__Problem statement__: Take every line where the string "CMakeLists" appears and copy it.

__Source material__:
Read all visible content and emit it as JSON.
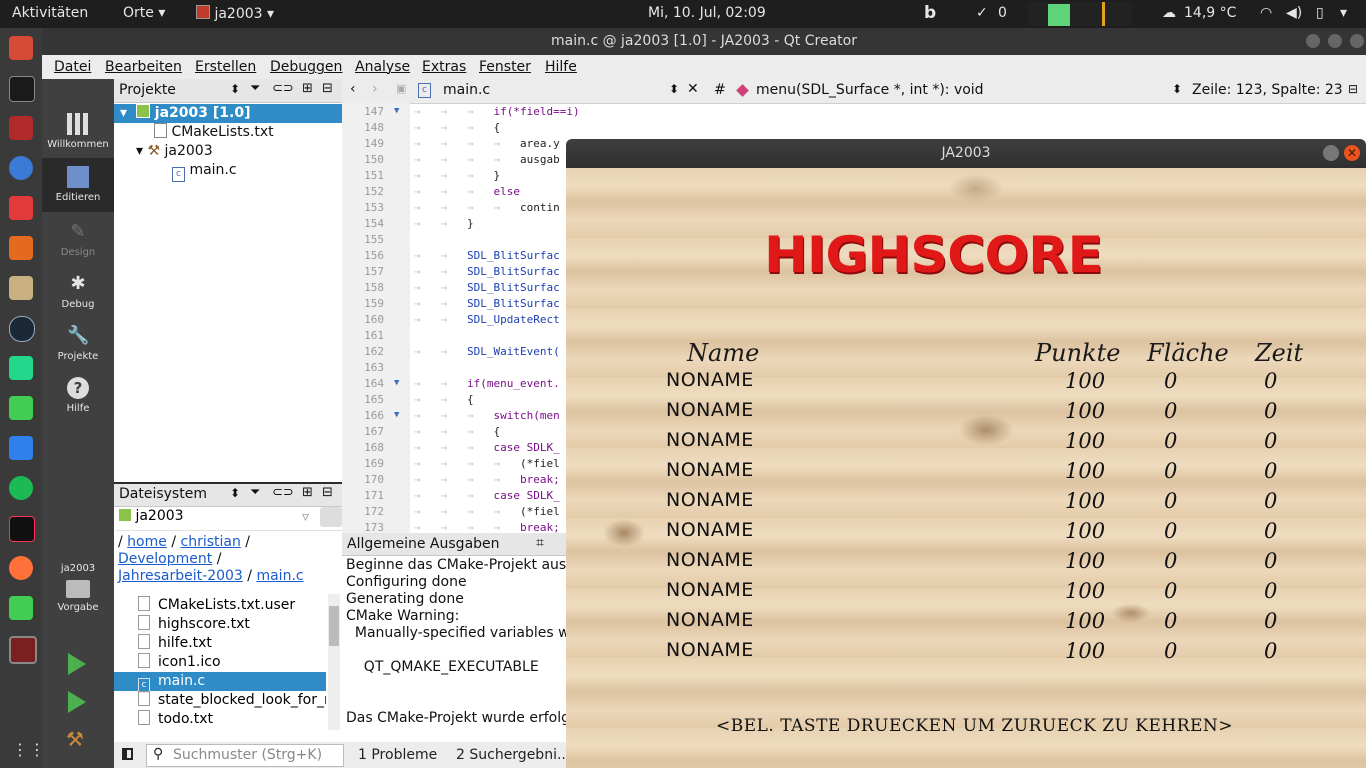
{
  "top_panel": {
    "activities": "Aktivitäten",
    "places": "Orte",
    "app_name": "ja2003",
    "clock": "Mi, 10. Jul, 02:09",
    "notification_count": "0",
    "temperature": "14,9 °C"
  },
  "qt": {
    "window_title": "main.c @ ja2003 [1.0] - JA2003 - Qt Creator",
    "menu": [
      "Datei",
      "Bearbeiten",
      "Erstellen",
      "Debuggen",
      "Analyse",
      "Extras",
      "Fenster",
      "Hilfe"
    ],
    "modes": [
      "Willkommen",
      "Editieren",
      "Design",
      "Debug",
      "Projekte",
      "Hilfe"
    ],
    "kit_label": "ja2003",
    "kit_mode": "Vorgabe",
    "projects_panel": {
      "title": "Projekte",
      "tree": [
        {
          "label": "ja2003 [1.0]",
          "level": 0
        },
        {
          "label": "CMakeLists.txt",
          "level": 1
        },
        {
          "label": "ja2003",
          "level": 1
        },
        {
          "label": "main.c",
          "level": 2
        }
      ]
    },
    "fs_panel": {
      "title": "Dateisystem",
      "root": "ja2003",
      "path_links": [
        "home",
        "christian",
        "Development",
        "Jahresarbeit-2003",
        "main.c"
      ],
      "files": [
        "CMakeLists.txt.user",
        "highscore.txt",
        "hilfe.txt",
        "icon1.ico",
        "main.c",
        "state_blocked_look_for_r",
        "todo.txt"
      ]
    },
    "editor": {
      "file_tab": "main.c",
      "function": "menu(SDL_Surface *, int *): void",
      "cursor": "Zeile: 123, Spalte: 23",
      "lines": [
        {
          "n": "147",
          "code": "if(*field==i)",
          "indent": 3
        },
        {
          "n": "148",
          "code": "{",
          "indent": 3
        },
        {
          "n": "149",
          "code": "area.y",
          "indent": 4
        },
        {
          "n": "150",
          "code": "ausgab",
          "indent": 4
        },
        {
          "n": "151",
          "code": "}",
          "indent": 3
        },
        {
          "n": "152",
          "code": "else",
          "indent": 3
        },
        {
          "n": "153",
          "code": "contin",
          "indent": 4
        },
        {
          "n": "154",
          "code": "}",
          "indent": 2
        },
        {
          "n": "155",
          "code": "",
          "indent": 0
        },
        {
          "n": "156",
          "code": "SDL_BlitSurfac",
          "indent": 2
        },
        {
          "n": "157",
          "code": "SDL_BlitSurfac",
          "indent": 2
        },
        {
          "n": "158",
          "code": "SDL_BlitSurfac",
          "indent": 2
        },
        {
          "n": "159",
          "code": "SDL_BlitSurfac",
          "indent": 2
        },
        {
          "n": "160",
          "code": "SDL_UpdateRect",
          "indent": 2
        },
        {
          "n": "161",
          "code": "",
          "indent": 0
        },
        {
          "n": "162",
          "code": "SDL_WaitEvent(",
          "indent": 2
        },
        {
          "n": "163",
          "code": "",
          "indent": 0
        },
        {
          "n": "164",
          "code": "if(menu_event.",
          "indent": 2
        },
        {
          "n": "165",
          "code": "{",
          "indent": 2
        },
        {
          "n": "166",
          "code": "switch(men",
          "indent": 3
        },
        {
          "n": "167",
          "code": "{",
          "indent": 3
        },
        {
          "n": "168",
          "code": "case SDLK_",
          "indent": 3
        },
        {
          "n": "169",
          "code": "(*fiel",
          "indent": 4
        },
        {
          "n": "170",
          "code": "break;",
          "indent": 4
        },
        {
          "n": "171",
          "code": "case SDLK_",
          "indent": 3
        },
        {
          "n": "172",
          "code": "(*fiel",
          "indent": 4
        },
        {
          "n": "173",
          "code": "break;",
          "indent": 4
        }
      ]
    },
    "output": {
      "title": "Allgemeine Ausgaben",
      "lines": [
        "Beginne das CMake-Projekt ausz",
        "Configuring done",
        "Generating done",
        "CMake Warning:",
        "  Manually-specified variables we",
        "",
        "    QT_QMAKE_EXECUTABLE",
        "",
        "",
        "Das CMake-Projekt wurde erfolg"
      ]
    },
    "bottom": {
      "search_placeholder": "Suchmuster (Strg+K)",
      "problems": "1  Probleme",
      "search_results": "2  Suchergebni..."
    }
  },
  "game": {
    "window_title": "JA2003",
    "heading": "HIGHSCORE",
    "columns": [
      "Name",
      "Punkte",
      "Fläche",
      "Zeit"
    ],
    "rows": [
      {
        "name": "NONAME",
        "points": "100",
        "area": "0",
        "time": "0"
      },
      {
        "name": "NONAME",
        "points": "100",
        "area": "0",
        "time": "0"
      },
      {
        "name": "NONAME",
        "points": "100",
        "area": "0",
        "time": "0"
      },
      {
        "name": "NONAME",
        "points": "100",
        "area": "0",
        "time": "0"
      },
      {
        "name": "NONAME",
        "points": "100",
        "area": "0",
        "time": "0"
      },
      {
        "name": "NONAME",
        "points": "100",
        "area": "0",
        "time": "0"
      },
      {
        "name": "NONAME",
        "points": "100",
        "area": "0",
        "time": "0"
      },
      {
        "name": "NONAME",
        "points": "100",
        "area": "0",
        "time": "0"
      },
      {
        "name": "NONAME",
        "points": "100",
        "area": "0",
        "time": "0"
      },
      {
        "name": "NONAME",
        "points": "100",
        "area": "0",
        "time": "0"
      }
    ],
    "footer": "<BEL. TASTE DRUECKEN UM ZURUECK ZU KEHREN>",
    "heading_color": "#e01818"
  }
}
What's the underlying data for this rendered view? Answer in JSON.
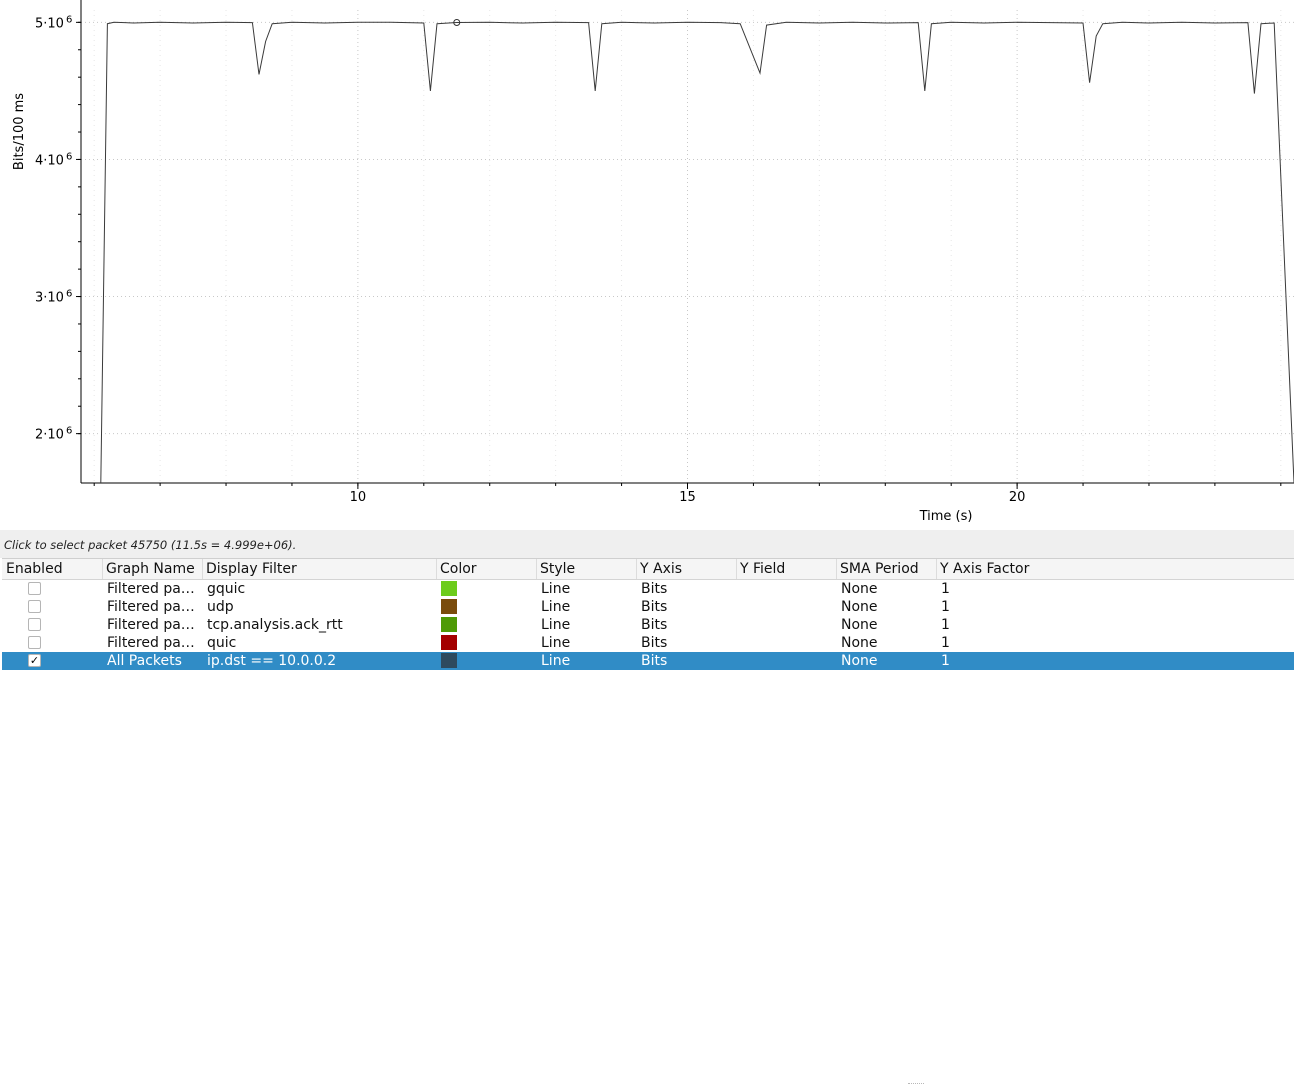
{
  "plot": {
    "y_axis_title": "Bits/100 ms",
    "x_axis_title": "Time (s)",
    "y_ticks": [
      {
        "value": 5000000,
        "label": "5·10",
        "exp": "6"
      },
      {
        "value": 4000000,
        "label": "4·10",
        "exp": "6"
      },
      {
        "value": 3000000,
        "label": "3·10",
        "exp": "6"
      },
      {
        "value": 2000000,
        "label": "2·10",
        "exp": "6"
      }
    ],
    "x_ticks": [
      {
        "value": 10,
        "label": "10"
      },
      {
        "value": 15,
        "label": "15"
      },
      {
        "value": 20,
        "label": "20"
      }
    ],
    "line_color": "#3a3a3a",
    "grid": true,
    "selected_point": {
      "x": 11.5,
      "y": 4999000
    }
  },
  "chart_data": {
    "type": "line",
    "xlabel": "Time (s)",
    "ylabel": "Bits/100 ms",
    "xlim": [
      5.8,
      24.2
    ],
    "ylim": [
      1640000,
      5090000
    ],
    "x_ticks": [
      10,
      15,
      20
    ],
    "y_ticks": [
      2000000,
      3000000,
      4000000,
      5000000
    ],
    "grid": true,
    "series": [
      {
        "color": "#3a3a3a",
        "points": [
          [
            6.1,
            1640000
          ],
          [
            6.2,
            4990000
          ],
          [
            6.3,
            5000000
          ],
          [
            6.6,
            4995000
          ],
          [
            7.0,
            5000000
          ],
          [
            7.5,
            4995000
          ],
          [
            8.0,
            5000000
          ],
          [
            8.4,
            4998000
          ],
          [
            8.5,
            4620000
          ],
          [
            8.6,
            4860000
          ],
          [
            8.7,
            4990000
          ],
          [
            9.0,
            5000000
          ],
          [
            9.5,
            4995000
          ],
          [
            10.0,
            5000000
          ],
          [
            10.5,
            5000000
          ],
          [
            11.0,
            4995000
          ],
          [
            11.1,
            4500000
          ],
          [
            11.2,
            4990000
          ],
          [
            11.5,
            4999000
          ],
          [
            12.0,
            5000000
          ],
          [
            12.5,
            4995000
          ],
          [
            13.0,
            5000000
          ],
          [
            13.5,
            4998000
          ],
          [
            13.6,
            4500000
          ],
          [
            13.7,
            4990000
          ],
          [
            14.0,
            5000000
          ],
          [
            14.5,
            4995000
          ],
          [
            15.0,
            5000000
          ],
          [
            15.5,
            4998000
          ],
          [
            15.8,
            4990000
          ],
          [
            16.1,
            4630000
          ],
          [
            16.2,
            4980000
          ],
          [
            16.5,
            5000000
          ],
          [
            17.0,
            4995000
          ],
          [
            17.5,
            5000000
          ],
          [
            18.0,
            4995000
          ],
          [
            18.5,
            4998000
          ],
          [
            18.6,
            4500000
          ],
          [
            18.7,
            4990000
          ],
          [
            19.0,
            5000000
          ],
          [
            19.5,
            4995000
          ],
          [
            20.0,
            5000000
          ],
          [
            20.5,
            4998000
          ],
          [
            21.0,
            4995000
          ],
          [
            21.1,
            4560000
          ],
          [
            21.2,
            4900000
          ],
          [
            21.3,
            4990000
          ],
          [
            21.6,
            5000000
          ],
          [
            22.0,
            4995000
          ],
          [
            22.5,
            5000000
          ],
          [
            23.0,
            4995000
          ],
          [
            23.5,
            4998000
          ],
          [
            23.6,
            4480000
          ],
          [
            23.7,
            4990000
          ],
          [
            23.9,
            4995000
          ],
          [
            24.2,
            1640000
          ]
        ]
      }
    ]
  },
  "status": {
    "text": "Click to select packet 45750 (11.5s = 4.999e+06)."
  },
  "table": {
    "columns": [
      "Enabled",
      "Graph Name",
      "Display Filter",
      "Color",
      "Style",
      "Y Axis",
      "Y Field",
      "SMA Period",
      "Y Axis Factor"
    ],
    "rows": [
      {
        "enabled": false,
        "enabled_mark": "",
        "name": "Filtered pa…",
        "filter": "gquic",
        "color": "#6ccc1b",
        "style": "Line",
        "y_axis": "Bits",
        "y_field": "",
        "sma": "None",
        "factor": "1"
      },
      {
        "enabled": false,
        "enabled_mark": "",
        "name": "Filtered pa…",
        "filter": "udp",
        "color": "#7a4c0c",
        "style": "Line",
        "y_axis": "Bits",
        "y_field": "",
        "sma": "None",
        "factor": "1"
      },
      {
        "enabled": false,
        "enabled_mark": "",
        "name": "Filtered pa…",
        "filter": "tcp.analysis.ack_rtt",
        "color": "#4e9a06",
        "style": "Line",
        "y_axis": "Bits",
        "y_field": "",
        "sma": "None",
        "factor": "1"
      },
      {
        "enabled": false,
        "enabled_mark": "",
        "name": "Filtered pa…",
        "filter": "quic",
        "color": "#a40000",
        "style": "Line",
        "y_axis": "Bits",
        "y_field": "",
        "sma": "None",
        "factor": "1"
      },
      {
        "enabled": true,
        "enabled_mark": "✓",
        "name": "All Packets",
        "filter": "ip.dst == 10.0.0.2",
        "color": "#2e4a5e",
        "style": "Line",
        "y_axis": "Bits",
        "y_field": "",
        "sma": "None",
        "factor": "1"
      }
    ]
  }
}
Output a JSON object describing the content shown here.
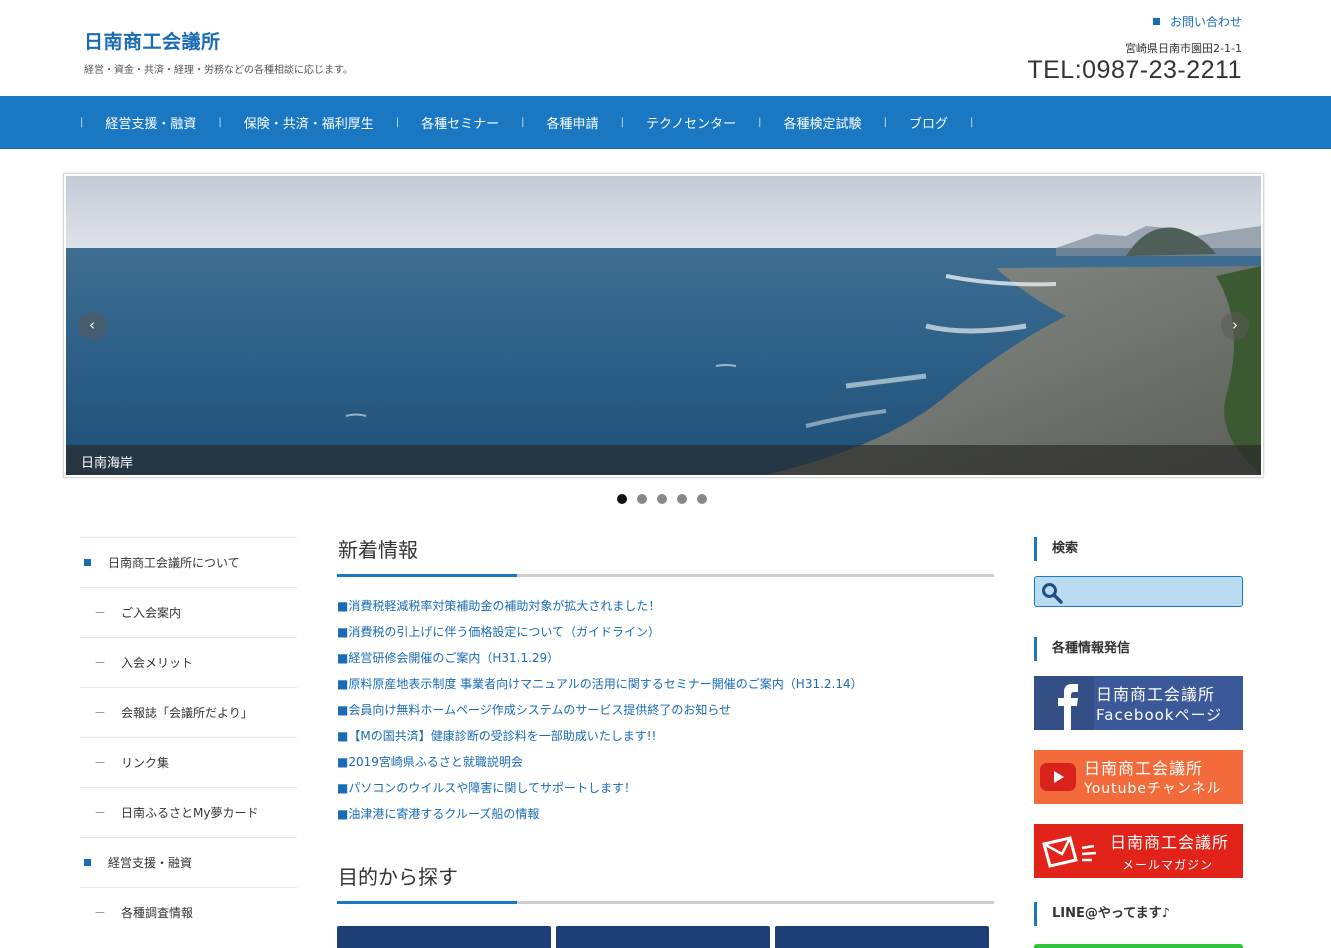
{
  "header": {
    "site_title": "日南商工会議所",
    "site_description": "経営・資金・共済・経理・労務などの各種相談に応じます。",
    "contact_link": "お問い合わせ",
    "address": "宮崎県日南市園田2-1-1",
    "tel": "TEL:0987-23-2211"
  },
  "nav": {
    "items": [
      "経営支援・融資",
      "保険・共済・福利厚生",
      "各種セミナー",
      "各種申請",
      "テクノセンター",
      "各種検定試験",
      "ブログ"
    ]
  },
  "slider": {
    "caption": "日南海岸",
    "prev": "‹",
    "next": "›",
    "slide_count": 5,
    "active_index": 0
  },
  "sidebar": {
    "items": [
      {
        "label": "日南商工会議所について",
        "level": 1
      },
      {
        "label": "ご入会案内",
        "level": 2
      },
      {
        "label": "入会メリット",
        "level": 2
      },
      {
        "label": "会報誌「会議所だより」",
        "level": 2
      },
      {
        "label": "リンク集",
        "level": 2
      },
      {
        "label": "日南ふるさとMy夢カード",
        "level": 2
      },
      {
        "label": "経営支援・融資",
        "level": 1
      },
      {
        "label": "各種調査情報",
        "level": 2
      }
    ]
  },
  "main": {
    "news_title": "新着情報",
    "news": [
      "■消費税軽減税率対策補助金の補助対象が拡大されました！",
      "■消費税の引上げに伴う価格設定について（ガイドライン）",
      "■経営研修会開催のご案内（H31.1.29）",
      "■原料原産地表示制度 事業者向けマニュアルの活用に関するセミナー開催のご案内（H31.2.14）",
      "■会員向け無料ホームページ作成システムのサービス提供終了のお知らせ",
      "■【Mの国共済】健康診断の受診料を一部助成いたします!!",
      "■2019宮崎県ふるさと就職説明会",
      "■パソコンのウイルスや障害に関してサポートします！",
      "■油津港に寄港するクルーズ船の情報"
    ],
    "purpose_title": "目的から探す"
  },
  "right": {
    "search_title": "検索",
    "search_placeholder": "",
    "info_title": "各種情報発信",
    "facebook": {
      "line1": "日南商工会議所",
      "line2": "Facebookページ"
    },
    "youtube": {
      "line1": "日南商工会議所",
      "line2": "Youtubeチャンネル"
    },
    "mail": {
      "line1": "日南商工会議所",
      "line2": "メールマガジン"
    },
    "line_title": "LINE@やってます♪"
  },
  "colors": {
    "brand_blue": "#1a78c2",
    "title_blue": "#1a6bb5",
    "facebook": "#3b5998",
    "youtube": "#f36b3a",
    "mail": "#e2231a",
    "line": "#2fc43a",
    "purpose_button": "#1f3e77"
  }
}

__Answer for this exercise__:
          "label": "CMakeLists.txt",
        "CMakeLists.txt.user",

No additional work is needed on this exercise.